>> BEGIN Input for this task

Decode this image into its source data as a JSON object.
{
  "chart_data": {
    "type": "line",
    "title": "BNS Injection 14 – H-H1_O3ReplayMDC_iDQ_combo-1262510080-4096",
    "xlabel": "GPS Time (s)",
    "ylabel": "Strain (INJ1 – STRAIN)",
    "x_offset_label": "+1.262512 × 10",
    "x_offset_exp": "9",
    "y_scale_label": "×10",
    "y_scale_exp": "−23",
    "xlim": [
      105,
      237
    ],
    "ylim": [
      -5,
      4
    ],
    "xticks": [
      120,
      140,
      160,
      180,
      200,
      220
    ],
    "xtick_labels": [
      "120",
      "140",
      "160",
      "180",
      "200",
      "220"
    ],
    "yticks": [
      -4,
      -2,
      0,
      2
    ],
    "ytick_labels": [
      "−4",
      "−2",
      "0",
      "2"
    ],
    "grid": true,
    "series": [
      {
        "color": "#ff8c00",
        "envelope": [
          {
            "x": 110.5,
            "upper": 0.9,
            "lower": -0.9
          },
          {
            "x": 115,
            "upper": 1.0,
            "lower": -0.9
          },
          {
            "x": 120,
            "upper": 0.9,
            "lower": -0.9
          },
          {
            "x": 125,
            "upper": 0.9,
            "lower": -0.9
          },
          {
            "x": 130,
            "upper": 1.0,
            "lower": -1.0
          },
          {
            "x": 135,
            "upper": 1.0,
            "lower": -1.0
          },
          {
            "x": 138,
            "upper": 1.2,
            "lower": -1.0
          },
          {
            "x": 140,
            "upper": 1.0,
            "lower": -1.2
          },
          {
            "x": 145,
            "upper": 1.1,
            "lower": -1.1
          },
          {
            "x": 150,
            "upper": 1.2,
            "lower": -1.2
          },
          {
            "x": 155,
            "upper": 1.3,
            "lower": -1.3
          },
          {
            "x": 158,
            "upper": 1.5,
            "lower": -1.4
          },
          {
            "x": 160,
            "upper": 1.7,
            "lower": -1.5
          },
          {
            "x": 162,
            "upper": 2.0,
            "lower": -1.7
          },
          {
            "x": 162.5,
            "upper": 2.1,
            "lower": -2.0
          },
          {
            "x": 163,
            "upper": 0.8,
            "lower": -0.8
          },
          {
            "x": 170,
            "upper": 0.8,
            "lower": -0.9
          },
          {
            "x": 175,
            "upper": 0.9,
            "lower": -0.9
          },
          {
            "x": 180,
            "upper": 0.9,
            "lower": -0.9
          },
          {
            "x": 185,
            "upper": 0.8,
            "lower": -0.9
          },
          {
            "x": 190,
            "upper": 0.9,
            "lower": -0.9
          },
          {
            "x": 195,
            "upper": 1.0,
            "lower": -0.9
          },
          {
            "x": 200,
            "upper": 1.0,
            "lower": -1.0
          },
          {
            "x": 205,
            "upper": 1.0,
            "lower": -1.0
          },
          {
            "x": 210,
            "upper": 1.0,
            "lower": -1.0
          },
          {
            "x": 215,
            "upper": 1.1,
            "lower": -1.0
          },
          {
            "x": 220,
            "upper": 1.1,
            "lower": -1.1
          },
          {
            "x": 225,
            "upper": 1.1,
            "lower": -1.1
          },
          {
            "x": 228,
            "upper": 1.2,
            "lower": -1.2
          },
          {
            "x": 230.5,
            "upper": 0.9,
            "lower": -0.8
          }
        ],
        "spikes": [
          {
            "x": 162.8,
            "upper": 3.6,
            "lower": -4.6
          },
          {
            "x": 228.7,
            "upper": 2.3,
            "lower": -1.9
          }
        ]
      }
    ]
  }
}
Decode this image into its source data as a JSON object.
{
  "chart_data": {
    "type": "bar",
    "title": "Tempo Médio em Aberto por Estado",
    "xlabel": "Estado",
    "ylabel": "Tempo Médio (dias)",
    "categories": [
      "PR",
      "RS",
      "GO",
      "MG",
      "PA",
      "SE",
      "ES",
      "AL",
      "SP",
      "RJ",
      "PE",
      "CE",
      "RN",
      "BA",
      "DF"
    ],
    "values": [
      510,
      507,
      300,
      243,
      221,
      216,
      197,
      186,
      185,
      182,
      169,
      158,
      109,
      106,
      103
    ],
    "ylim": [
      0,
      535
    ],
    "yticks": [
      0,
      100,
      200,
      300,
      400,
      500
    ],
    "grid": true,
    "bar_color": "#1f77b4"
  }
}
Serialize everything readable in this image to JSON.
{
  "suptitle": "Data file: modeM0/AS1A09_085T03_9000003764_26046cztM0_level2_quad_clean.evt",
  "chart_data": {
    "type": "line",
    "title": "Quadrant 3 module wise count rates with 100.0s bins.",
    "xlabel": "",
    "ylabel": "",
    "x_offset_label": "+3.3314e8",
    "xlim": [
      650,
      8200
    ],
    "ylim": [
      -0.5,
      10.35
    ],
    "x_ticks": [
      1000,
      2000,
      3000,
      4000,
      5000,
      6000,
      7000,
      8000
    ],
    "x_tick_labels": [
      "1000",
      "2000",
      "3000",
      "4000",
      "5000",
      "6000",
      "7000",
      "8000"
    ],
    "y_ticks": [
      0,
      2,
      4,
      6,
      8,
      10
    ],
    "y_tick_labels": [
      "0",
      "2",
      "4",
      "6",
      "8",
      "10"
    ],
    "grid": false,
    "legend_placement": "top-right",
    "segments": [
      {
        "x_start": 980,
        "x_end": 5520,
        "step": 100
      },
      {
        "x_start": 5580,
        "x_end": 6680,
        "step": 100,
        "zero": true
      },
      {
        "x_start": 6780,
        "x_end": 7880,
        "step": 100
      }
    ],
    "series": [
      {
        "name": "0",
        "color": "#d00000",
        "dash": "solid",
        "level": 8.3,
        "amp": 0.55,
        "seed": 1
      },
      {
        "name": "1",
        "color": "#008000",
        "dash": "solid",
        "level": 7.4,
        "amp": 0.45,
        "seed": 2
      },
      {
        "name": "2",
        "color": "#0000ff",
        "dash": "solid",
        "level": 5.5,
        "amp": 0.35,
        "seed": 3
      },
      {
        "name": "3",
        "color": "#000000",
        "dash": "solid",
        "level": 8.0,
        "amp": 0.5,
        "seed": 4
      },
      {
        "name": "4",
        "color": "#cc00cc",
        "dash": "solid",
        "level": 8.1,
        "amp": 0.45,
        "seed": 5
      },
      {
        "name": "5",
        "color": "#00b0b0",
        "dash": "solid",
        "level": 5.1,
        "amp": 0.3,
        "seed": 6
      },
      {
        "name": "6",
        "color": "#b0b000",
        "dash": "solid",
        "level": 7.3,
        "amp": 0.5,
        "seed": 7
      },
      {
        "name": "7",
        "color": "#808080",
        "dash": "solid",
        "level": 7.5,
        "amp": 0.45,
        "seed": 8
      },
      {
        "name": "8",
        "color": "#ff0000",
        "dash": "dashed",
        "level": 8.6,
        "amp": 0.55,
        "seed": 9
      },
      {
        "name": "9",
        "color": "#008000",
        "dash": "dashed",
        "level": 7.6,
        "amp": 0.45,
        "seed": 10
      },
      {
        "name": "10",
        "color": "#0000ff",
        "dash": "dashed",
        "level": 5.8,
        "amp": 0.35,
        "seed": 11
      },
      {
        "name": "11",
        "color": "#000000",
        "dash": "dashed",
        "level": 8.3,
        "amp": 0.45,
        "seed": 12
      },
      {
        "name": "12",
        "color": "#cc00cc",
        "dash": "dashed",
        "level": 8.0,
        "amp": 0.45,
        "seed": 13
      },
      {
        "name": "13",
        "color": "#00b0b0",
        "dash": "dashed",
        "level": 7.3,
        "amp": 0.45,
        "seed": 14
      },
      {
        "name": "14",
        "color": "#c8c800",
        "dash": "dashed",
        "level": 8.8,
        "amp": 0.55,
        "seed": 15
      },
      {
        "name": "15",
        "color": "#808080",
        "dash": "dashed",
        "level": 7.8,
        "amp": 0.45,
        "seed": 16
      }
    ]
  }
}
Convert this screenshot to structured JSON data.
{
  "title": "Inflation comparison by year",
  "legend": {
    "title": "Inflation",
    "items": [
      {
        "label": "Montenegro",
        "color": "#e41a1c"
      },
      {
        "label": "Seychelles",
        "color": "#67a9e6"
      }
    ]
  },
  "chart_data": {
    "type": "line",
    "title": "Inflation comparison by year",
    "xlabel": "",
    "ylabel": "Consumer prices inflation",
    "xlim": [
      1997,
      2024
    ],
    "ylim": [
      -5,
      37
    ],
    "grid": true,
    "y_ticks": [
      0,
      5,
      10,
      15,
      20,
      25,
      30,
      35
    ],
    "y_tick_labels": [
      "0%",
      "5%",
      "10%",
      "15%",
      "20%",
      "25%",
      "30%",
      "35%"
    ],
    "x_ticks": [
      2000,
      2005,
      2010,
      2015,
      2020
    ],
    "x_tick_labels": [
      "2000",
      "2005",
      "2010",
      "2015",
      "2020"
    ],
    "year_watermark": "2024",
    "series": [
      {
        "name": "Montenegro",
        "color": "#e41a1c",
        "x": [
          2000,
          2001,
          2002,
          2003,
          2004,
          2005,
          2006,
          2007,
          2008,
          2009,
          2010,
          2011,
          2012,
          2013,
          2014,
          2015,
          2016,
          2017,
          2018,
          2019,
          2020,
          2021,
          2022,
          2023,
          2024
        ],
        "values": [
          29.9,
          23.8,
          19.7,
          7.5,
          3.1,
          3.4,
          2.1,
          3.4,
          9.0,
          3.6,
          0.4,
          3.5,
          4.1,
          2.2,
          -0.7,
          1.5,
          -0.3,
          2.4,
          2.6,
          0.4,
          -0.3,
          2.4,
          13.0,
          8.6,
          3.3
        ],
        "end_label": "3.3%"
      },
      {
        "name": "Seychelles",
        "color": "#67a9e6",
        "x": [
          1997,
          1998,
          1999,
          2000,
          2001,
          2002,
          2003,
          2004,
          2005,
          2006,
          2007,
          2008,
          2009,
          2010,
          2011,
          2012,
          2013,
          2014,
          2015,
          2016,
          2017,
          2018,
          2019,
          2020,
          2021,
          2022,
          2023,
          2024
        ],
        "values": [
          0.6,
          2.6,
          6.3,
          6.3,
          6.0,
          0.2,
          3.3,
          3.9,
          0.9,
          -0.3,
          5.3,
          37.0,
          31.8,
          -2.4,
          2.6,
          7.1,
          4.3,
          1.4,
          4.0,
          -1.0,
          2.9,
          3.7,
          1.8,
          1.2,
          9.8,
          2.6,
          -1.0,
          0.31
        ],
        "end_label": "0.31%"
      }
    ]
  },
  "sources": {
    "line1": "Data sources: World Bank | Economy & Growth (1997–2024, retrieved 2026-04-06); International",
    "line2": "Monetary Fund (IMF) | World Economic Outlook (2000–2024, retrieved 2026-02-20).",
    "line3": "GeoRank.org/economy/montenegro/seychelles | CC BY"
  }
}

>> END Input for this task

Prompt: Search the entries for the word "xlabel" and gather every line where it appears.

Result of the task:
    "xlabel": "GPS Time (s)",
    "xlabel": "Estado",
    "xlabel": "",
    "xlabel": "",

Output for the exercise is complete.